**Task brief:**
Transcribe every entry word for word, but skip the images.

**Information provided:**
★ ★ ★ ★ ★
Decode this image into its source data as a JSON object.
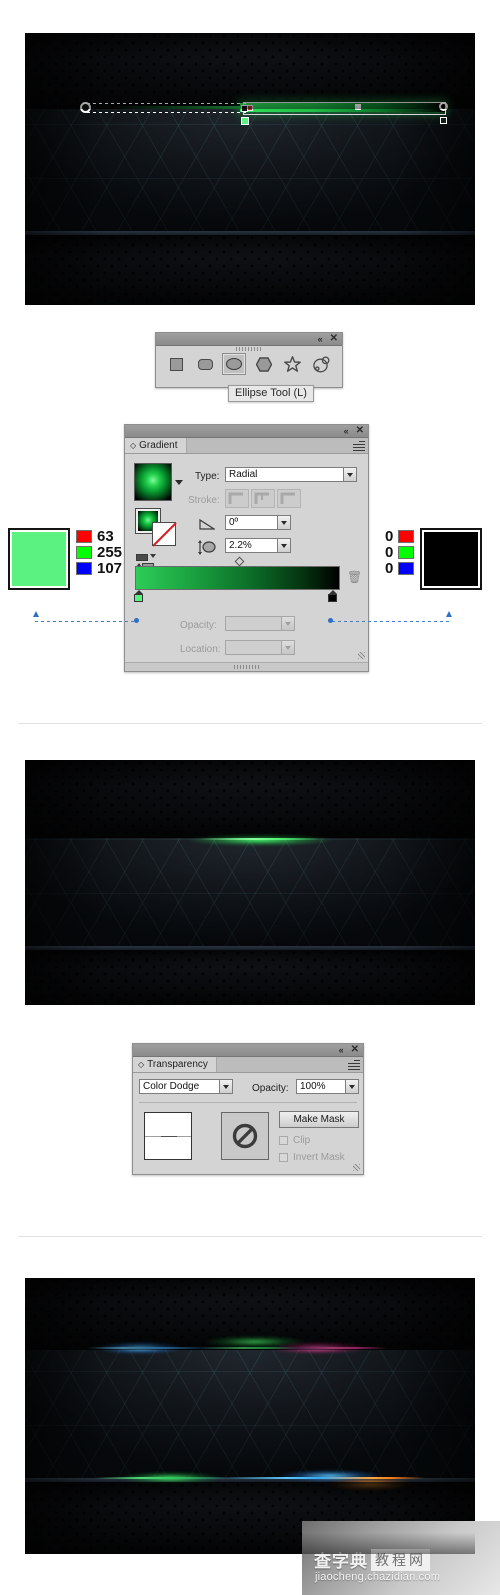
{
  "document": {
    "title": "Illustrator tutorial — glowing gradient line steps"
  },
  "artwork_top": {
    "name": "hex-background-with-gradient-line-selected",
    "description": "Dark hexagon-pattern banner with a bright green horizontal gradient stroke selected, showing gradient annotator handles"
  },
  "tools_panel": {
    "collapse_label": "«",
    "close_label": "✕",
    "tools": [
      {
        "name": "rectangle-tool",
        "glyph": "rect",
        "selected": false
      },
      {
        "name": "rounded-rectangle-tool",
        "glyph": "rounded",
        "selected": false
      },
      {
        "name": "ellipse-tool",
        "glyph": "ellipse",
        "selected": true
      },
      {
        "name": "polygon-tool",
        "glyph": "hexagon",
        "selected": false
      },
      {
        "name": "star-tool",
        "glyph": "star",
        "selected": false
      },
      {
        "name": "flare-tool",
        "glyph": "flare",
        "selected": false
      }
    ],
    "tooltip": "Ellipse Tool (L)"
  },
  "gradient_panel": {
    "collapse_label": "«",
    "close_label": "✕",
    "tab_label": "Gradient",
    "type_label": "Type:",
    "type_value": "Radial",
    "stroke_label": "Stroke:",
    "angle_label": "angle-icon",
    "angle_value": "0º",
    "aspect_label": "aspect-ratio-icon",
    "aspect_value": "2.2%",
    "opacity_label": "Opacity:",
    "opacity_value": "",
    "location_label": "Location:",
    "location_value": "",
    "gradient_css": "linear-gradient(to right,#2ecc58 0%, #1aa13f 28%, #0b6b27 58%, #04340f 82%, #000 100%)"
  },
  "left_color": {
    "name": "gradient-start-color",
    "swatch_hex": "#5cf282",
    "channels": [
      {
        "label": "R",
        "swatch_hex": "#ff0000",
        "value": "63"
      },
      {
        "label": "G",
        "swatch_hex": "#00ff00",
        "value": "255"
      },
      {
        "label": "B",
        "swatch_hex": "#0000ff",
        "value": "107"
      }
    ]
  },
  "right_color": {
    "name": "gradient-end-color",
    "swatch_hex": "#000000",
    "channels": [
      {
        "label": "R",
        "swatch_hex": "#ff0000",
        "value": "0"
      },
      {
        "label": "G",
        "swatch_hex": "#00ff00",
        "value": "0"
      },
      {
        "label": "B",
        "swatch_hex": "#0000ff",
        "value": "0"
      }
    ]
  },
  "artwork_middle": {
    "name": "hex-background-with-green-glow",
    "description": "Dark hexagon banner with a thin green glowing line blended into the seam"
  },
  "transparency_panel": {
    "collapse_label": "«",
    "close_label": "✕",
    "tab_label": "Transparency",
    "blend_mode": "Color Dodge",
    "opacity_label": "Opacity:",
    "opacity_value": "100%",
    "make_mask_label": "Make Mask",
    "clip_label": "Clip",
    "invert_mask_label": "Invert Mask",
    "clip_checked": false,
    "invert_checked": false
  },
  "artwork_bottom": {
    "name": "hex-background-with-multicolor-glow",
    "description": "Dark hexagon banner with blue, green, magenta and orange glowing streaks along the seam"
  },
  "watermark": {
    "cn_primary": "查字典",
    "cn_secondary": "教程网",
    "url": "jiaocheng.chazidian.com"
  }
}
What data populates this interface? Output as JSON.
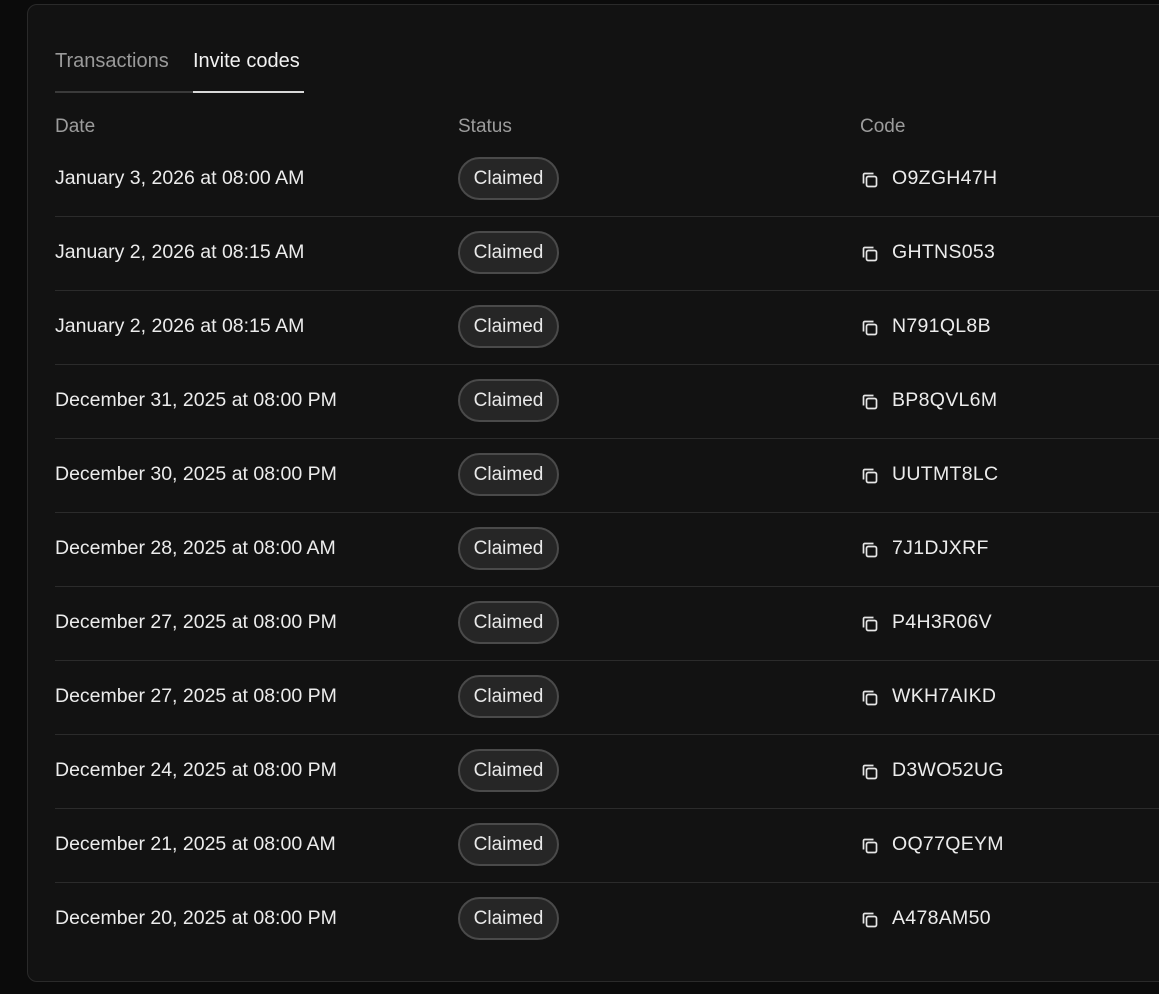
{
  "tabs": [
    {
      "label": "Transactions",
      "active": false
    },
    {
      "label": "Invite codes",
      "active": true
    }
  ],
  "table": {
    "columns": [
      "Date",
      "Status",
      "Code"
    ],
    "rows": [
      {
        "date": "January 3, 2026 at 08:00 AM",
        "status": "Claimed",
        "code": "O9ZGH47H"
      },
      {
        "date": "January 2, 2026 at 08:15 AM",
        "status": "Claimed",
        "code": "GHTNS053"
      },
      {
        "date": "January 2, 2026 at 08:15 AM",
        "status": "Claimed",
        "code": "N791QL8B"
      },
      {
        "date": "December 31, 2025 at 08:00 PM",
        "status": "Claimed",
        "code": "BP8QVL6M"
      },
      {
        "date": "December 30, 2025 at 08:00 PM",
        "status": "Claimed",
        "code": "UUTMT8LC"
      },
      {
        "date": "December 28, 2025 at 08:00 AM",
        "status": "Claimed",
        "code": "7J1DJXRF"
      },
      {
        "date": "December 27, 2025 at 08:00 PM",
        "status": "Claimed",
        "code": "P4H3R06V"
      },
      {
        "date": "December 27, 2025 at 08:00 PM",
        "status": "Claimed",
        "code": "WKH7AIKD"
      },
      {
        "date": "December 24, 2025 at 08:00 PM",
        "status": "Claimed",
        "code": "D3WO52UG"
      },
      {
        "date": "December 21, 2025 at 08:00 AM",
        "status": "Claimed",
        "code": "OQ77QEYM"
      },
      {
        "date": "December 20, 2025 at 08:00 PM",
        "status": "Claimed",
        "code": "A478AM50"
      }
    ]
  },
  "icons": {
    "copy": "copy-icon"
  },
  "colors": {
    "background": "#0b0b0b",
    "card": "#121212",
    "badge_bg": "#262626",
    "badge_border": "#4a4a4a",
    "text": "#ececec",
    "muted": "#9c9c9c"
  }
}
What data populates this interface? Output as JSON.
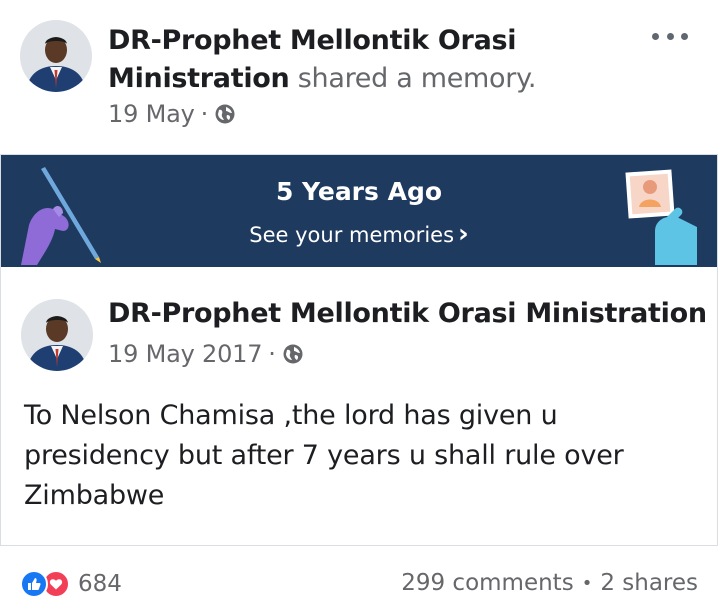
{
  "post": {
    "author": "DR-Prophet Mellontik Orasi Ministration",
    "action": "shared a memory.",
    "date": "19 May",
    "dot": "·",
    "privacy_icon": "globe-icon",
    "menu_icon": "more-options-icon"
  },
  "memory_banner": {
    "title": "5 Years Ago",
    "link": "See your memories",
    "chevron": "›",
    "background": "#1f3a5f"
  },
  "original_post": {
    "author": "DR-Prophet Mellontik Orasi Ministration",
    "date": "19 May 2017",
    "dot": "·",
    "text": "To Nelson Chamisa ,the lord has given u presidency but after 7 years u shall rule over Zimbabwe"
  },
  "engagement": {
    "reaction_count": "684",
    "comments": "299 comments",
    "separator": "•",
    "shares": "2 shares",
    "like_color": "#1877f2",
    "love_color": "#f33e58"
  }
}
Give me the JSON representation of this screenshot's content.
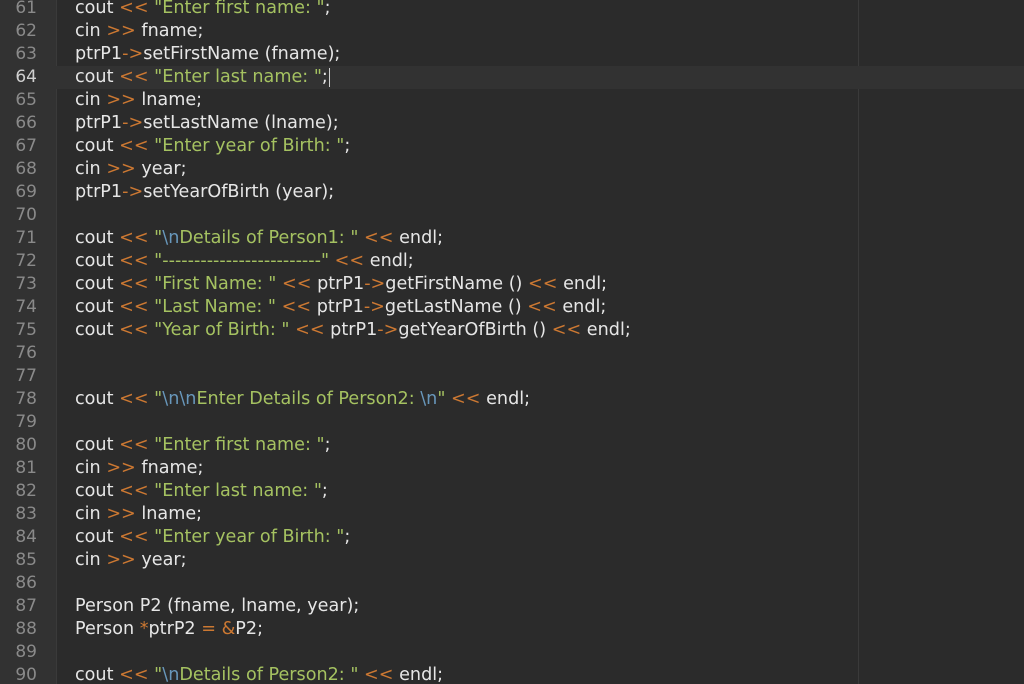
★ ★ ★ ★ ★
**Response to the exercise:**
Decode this image into its source data as a JSON object.
{
  "document": {
    "title": "Illustrator tutorial — glowing gradient line steps"
  },
  "artwork_top": {
    "name": "hex-background-with-gradient-line-selected",
    "description": "Dark hexagon-pattern banner with a bright green horizontal gradient stroke selected, showing gradient annotator handles"
  },
  "tools_panel": {
    "collapse_label": "«",
    "close_label": "✕",
    "tools": [
      {
        "name": "rectangle-tool",
        "glyph": "rect",
        "selected": false
      },
      {
        "name": "rounded-rectangle-tool",
        "glyph": "rounded",
        "selected": false
      },
      {
        "name": "ellipse-tool",
        "glyph": "ellipse",
        "selected": true
      },
      {
        "name": "polygon-tool",
        "glyph": "hexagon",
        "selected": false
      },
      {
        "name": "star-tool",
        "glyph": "star",
        "selected": false
      },
      {
        "name": "flare-tool",
        "glyph": "flare",
        "selected": false
      }
    ],
    "tooltip": "Ellipse Tool (L)"
  },
  "gradient_panel": {
    "collapse_label": "«",
    "close_label": "✕",
    "tab_label": "Gradient",
    "type_label": "Type:",
    "type_value": "Radial",
    "stroke_label": "Stroke:",
    "angle_label": "angle-icon",
    "angle_value": "0º",
    "aspect_label": "aspect-ratio-icon",
    "aspect_value": "2.2%",
    "opacity_label": "Opacity:",
    "opacity_value": "",
    "location_label": "Location:",
    "location_value": "",
    "gradient_css": "linear-gradient(to right,#2ecc58 0%, #1aa13f 28%, #0b6b27 58%, #04340f 82%, #000 100%)"
  },
  "left_color": {
    "name": "gradient-start-color",
    "swatch_hex": "#5cf282",
    "channels": [
      {
        "label": "R",
        "swatch_hex": "#ff0000",
        "value": "63"
      },
      {
        "label": "G",
        "swatch_hex": "#00ff00",
        "value": "255"
      },
      {
        "label": "B",
        "swatch_hex": "#0000ff",
        "value": "107"
      }
    ]
  },
  "right_color": {
    "name": "gradient-end-color",
    "swatch_hex": "#000000",
    "channels": [
      {
        "label": "R",
        "swatch_hex": "#ff0000",
        "value": "0"
      },
      {
        "label": "G",
        "swatch_hex": "#00ff00",
        "value": "0"
      },
      {
        "label": "B",
        "swatch_hex": "#0000ff",
        "value": "0"
      }
    ]
  },
  "artwork_middle": {
    "name": "hex-background-with-green-glow",
    "description": "Dark hexagon banner with a thin green glowing line blended into the seam"
  },
  "transparency_panel": {
    "collapse_label": "«",
    "close_label": "✕",
    "tab_label": "Transparency",
    "blend_mode": "Color Dodge",
    "opacity_label": "Opacity:",
    "opacity_value": "100%",
    "make_mask_label": "Make Mask",
    "clip_label": "Clip",
    "invert_mask_label": "Invert Mask",
    "clip_checked": false,
    "invert_checked": false
  },
  "artwork_bottom": {
    "name": "hex-background-with-multicolor-glow",
    "description": "Dark hexagon banner with blue, green, magenta and orange glowing streaks along the seam"
  },
  "watermark": {
    "cn_primary": "查字典",
    "cn_secondary": "教程网",
    "url": "jiaocheng.chazidian.com"
  }
}
What data populates this interface? Output as JSON.
{
  "tabs": [
    {
      "label": "Transactions",
      "active": false
    },
    {
      "label": "Invite codes",
      "active": true
    }
  ],
  "table": {
    "columns": [
      "Date",
      "Status",
      "Code"
    ],
    "rows": [
      {
        "date": "January 3, 2026 at 08:00 AM",
        "status": "Claimed",
        "code": "O9ZGH47H"
      },
      {
        "date": "January 2, 2026 at 08:15 AM",
        "status": "Claimed",
        "code": "GHTNS053"
      },
      {
        "date": "January 2, 2026 at 08:15 AM",
        "status": "Claimed",
        "code": "N791QL8B"
      },
      {
        "date": "December 31, 2025 at 08:00 PM",
        "status": "Claimed",
        "code": "BP8QVL6M"
      },
      {
        "date": "December 30, 2025 at 08:00 PM",
        "status": "Claimed",
        "code": "UUTMT8LC"
      },
      {
        "date": "December 28, 2025 at 08:00 AM",
        "status": "Claimed",
        "code": "7J1DJXRF"
      },
      {
        "date": "December 27, 2025 at 08:00 PM",
        "status": "Claimed",
        "code": "P4H3R06V"
      },
      {
        "date": "December 27, 2025 at 08:00 PM",
        "status": "Claimed",
        "code": "WKH7AIKD"
      },
      {
        "date": "December 24, 2025 at 08:00 PM",
        "status": "Claimed",
        "code": "D3WO52UG"
      },
      {
        "date": "December 21, 2025 at 08:00 AM",
        "status": "Claimed",
        "code": "OQ77QEYM"
      },
      {
        "date": "December 20, 2025 at 08:00 PM",
        "status": "Claimed",
        "code": "A478AM50"
      }
    ]
  },
  "icons": {
    "copy": "copy-icon"
  },
  "colors": {
    "background": "#0b0b0b",
    "card": "#121212",
    "badge_bg": "#262626",
    "badge_border": "#4a4a4a",
    "text": "#ececec",
    "muted": "#9c9c9c"
  }
}
What data populates this interface? Output as JSON.
{
  "post": {
    "author": "DR-Prophet Mellontik Orasi Ministration",
    "action": "shared a memory.",
    "date": "19 May",
    "dot": "·",
    "privacy_icon": "globe-icon",
    "menu_icon": "more-options-icon"
  },
  "memory_banner": {
    "title": "5 Years Ago",
    "link": "See your memories",
    "chevron": "›",
    "background": "#1f3a5f"
  },
  "original_post": {
    "author": "DR-Prophet Mellontik Orasi Ministration",
    "date": "19 May 2017",
    "dot": "·",
    "text": "To Nelson Chamisa ,the lord has given u presidency but after 7 years u shall rule over Zimbabwe"
  },
  "engagement": {
    "reaction_count": "684",
    "comments": "299 comments",
    "separator": "•",
    "shares": "2 shares",
    "like_color": "#1877f2",
    "love_color": "#f33e58"
  }
}
Give me the JSON representation of this screenshot's content.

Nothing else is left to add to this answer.